▶ **Your instructions**
Go through the records below line by line. Count the lines with "larutan" and give the count alone.
#####
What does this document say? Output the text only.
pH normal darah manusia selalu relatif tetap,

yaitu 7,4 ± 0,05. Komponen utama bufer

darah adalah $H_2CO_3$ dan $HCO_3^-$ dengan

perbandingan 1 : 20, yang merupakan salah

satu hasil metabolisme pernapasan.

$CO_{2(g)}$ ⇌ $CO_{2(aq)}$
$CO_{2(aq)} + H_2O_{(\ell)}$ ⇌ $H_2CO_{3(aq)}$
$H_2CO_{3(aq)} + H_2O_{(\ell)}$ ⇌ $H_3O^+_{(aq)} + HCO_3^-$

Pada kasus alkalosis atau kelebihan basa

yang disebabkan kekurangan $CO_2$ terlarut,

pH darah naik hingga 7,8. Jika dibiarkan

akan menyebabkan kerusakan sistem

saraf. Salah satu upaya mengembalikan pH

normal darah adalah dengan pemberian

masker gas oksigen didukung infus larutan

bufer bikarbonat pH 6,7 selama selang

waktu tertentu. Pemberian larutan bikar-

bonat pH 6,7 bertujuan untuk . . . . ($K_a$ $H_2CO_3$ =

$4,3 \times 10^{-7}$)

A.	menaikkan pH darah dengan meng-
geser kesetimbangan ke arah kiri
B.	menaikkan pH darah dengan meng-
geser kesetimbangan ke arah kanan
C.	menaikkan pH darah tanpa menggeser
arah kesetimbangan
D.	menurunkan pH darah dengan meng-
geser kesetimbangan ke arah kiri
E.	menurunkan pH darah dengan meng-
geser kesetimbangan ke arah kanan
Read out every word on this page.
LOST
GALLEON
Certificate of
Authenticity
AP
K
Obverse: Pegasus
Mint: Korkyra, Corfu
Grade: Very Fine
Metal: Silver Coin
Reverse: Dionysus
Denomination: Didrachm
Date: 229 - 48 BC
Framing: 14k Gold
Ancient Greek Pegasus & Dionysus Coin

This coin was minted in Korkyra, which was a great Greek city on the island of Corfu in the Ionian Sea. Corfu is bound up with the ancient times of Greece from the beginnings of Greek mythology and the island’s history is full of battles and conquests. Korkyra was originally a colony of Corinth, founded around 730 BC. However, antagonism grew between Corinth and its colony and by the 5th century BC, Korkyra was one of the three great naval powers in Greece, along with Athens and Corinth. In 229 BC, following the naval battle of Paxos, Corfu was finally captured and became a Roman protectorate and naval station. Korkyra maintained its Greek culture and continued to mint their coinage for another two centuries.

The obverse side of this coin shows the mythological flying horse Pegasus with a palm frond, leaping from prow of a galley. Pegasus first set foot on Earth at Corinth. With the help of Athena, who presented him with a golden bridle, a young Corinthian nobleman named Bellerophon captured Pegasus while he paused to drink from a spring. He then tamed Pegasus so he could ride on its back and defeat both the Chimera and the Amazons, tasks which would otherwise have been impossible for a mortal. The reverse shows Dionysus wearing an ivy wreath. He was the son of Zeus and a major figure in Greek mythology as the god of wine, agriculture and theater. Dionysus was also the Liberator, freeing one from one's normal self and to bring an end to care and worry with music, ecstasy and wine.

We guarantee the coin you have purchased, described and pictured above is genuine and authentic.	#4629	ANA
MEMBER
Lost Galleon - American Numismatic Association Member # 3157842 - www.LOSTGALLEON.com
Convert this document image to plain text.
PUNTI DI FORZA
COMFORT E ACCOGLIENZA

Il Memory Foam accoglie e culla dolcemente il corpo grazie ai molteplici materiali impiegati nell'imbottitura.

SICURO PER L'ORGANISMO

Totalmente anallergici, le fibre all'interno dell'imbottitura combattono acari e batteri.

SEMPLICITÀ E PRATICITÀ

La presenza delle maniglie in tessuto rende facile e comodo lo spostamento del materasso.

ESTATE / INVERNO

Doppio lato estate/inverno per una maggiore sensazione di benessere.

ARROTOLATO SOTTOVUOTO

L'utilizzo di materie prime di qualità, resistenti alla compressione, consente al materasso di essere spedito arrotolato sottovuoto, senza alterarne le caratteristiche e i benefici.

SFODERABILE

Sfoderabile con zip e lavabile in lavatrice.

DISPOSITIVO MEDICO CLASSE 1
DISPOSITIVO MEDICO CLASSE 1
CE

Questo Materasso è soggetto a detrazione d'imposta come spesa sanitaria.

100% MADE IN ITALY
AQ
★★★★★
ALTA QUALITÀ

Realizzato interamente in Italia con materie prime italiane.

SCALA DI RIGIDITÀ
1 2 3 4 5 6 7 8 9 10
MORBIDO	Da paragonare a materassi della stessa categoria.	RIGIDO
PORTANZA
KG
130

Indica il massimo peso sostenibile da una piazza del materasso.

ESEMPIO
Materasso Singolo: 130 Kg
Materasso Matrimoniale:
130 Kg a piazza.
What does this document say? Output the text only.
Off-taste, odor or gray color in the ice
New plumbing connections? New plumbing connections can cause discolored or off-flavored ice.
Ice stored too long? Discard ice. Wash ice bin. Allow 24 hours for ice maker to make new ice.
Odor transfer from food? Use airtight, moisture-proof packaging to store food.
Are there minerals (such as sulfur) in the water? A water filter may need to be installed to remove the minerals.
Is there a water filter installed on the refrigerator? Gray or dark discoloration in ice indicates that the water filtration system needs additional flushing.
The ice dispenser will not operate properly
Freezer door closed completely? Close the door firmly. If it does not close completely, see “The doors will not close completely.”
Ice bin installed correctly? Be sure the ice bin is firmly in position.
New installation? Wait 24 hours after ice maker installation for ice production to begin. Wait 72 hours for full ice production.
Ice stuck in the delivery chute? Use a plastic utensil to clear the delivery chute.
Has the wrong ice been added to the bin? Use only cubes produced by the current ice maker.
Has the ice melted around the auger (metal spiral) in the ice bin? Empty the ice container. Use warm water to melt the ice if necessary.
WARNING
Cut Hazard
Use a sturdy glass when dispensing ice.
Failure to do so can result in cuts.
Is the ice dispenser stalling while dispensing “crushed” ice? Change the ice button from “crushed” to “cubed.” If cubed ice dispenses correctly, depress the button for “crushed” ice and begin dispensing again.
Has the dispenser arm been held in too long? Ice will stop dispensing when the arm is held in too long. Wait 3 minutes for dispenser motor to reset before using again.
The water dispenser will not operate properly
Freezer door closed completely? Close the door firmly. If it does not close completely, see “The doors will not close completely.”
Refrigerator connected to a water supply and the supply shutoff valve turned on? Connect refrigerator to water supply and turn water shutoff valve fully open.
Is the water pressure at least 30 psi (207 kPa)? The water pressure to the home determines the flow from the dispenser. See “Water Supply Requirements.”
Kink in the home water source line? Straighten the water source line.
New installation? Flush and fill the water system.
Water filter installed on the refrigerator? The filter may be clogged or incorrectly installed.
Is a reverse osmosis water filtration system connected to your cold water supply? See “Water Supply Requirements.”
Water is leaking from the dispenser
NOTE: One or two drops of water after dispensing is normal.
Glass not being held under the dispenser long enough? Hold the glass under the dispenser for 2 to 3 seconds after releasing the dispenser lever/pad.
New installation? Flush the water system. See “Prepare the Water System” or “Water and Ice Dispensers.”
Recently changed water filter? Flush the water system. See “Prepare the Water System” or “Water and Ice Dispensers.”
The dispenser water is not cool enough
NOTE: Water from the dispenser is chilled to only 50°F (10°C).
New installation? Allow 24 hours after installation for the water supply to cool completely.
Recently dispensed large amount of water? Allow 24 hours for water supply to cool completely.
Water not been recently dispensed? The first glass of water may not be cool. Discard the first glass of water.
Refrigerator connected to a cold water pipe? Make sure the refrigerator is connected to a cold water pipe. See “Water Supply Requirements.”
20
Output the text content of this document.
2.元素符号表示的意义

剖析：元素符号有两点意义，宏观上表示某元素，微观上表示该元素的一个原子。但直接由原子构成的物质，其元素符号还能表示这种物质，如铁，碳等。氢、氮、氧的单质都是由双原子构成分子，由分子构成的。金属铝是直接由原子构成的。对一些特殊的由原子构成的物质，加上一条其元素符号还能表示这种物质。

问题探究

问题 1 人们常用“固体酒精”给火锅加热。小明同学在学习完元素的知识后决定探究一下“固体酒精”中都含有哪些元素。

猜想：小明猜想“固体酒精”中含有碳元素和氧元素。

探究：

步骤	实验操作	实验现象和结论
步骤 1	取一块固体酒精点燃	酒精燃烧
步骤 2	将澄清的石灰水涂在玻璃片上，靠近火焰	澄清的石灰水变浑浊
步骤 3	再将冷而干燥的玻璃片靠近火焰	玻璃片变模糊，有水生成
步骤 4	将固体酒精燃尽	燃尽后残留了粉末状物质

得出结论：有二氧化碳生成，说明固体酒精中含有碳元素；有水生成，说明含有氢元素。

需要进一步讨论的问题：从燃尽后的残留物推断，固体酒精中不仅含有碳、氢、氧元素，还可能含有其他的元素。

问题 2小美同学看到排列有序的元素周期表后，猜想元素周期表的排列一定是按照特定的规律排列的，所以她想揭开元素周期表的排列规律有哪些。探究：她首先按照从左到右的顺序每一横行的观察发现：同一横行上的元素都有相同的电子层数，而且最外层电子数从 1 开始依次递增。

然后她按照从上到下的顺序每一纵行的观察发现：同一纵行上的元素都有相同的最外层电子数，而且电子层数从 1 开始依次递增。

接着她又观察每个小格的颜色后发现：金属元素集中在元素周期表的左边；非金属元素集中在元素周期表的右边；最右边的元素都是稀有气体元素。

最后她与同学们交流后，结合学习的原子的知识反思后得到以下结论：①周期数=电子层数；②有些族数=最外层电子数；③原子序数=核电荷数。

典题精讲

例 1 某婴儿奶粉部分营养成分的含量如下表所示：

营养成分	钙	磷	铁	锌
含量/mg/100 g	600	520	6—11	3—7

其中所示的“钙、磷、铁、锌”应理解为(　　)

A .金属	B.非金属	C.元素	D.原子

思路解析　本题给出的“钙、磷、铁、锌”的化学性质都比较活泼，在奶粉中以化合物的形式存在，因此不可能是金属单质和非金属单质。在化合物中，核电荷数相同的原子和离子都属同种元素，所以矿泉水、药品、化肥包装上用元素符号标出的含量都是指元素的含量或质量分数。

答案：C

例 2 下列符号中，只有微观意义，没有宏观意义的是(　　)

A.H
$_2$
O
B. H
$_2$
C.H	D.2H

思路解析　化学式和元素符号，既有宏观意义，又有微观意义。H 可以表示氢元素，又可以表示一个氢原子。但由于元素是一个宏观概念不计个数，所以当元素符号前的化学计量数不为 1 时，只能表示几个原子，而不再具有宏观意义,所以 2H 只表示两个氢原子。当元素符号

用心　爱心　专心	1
#####
▶ **Worked answer**
2